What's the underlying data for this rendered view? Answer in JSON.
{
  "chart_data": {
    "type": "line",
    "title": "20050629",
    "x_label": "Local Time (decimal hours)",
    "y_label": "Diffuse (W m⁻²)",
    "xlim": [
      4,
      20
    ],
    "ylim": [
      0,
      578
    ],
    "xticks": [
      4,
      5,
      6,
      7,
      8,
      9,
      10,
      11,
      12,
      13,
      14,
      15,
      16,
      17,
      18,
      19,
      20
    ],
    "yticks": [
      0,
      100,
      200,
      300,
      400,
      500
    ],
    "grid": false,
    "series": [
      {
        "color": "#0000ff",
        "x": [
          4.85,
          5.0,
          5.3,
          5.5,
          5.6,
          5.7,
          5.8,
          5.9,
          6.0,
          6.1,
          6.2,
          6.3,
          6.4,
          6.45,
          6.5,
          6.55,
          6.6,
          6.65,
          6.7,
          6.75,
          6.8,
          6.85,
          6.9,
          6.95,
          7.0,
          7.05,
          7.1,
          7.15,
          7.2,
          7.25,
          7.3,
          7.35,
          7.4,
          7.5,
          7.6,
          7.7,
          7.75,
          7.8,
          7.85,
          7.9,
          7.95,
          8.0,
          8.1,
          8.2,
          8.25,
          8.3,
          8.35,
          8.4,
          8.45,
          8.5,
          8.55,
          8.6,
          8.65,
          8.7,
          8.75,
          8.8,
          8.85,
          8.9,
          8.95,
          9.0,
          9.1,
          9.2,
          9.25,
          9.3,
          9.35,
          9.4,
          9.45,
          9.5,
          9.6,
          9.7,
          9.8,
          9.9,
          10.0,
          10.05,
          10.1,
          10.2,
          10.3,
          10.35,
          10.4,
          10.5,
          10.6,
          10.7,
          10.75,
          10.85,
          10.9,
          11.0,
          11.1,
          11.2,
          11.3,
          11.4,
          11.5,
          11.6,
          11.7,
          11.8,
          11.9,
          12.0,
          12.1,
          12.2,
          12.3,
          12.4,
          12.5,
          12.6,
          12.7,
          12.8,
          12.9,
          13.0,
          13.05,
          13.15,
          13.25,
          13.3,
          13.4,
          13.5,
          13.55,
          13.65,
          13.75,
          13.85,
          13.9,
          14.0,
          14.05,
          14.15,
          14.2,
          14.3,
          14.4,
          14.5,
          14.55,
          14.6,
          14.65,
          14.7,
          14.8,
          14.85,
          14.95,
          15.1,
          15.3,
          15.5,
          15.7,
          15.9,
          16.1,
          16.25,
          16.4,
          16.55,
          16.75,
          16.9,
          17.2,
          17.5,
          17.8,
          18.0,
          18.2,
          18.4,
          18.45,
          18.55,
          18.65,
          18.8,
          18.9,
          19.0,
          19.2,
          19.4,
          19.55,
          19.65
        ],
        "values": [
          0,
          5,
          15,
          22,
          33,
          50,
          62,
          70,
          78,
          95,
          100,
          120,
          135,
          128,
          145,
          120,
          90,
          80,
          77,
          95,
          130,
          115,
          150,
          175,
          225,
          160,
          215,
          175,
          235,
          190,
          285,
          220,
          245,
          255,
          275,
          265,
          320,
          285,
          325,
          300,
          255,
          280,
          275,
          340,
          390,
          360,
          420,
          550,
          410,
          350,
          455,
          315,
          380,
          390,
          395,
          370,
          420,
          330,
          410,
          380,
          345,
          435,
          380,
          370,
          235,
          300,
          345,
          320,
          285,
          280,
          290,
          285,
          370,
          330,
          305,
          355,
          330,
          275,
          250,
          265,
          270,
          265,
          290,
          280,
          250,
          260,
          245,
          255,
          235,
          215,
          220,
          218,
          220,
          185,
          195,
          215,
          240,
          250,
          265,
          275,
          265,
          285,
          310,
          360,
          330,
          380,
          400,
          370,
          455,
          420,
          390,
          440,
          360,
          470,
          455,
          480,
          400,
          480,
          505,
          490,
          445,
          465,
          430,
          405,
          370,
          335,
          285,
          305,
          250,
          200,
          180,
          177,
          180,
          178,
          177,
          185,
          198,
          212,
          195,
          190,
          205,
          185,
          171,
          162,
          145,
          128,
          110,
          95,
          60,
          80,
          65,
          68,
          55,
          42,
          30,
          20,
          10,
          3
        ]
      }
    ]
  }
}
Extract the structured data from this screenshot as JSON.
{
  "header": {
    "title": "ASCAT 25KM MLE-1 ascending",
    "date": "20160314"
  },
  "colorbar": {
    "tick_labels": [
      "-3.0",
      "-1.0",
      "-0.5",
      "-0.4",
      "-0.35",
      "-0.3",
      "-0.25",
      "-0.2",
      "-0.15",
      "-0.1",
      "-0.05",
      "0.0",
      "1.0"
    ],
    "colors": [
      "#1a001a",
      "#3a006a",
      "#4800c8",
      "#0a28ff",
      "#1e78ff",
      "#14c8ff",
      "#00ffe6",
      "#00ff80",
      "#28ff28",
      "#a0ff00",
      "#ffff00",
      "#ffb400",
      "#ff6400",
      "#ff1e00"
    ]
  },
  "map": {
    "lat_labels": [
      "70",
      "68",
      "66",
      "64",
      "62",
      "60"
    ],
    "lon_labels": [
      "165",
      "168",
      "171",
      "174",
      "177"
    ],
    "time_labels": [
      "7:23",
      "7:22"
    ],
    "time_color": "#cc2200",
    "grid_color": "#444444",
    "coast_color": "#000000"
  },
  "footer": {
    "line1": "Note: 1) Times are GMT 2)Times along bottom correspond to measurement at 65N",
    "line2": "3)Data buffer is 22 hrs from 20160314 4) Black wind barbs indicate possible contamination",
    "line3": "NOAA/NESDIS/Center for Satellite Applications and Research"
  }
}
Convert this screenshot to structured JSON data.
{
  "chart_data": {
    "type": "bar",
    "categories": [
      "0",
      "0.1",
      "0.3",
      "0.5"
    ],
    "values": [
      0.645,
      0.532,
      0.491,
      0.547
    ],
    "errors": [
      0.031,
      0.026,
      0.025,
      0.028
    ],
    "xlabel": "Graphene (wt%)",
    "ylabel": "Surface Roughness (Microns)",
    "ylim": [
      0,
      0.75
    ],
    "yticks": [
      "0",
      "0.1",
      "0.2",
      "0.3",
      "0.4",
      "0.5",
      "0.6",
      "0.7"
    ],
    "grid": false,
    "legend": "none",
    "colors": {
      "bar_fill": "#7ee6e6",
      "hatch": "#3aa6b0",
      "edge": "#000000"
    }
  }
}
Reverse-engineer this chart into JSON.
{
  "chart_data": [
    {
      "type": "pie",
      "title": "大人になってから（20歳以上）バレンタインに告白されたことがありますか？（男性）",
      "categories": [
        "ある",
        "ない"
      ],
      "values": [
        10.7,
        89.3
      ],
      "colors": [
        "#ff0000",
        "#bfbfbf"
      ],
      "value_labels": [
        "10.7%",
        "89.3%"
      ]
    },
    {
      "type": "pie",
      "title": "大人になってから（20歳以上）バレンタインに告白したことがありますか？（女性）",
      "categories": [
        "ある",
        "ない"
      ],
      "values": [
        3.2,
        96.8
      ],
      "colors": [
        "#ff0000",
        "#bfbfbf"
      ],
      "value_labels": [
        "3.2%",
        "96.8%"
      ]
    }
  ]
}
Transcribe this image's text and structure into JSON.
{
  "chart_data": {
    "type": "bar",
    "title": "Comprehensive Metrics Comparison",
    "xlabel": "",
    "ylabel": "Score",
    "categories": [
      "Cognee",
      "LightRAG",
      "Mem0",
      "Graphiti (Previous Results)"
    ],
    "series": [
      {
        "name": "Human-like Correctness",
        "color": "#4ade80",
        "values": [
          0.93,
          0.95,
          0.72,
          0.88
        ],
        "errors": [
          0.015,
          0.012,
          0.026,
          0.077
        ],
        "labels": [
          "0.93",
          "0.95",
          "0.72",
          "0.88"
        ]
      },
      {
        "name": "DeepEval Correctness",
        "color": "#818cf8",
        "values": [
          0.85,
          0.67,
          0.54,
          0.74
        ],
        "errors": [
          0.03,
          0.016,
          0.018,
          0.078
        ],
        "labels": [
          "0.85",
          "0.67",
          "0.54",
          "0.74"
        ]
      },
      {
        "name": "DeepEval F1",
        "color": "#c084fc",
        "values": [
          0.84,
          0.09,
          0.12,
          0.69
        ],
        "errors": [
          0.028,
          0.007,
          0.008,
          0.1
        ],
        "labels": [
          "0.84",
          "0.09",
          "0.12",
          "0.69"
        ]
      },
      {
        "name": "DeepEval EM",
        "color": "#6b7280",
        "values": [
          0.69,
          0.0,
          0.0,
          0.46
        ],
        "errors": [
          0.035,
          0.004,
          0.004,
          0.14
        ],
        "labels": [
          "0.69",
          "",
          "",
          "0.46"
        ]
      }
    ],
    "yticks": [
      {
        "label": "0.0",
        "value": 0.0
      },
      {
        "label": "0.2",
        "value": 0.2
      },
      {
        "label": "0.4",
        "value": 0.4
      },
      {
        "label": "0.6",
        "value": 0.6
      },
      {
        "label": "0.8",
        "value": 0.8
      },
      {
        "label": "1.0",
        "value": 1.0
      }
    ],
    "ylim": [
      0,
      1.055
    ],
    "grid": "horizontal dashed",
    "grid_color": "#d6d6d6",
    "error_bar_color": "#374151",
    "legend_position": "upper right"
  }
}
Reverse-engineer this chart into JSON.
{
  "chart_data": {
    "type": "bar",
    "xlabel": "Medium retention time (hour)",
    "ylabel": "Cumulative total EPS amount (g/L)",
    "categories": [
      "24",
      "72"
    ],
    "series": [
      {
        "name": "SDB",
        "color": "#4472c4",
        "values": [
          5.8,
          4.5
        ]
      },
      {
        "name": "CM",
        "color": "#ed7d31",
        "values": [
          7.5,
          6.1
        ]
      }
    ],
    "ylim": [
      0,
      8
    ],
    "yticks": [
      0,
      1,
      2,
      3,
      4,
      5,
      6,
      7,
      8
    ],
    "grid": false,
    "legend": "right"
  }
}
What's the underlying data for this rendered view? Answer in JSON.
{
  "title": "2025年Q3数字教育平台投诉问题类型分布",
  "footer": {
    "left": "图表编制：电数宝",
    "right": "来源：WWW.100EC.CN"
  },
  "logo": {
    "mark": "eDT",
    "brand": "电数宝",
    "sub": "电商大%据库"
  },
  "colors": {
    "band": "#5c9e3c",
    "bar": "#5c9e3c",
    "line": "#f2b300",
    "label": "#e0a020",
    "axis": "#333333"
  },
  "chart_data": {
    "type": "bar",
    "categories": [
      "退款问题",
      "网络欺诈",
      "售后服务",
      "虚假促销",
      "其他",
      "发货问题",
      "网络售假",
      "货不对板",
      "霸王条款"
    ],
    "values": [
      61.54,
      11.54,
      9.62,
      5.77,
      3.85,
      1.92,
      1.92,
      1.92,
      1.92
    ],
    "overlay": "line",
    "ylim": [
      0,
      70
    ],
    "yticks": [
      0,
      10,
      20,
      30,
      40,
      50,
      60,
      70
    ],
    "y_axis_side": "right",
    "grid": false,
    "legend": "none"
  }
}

■ Task instructions ■
Scan the material line by line and report each one that contains "大人になってから".

■ Worked solution ■
      "title": "大人になってから（20歳以上）バレンタインに告白されたことがありますか？（男性）",
      "title": "大人になってから（20歳以上）バレンタインに告白したことがありますか？（女性）",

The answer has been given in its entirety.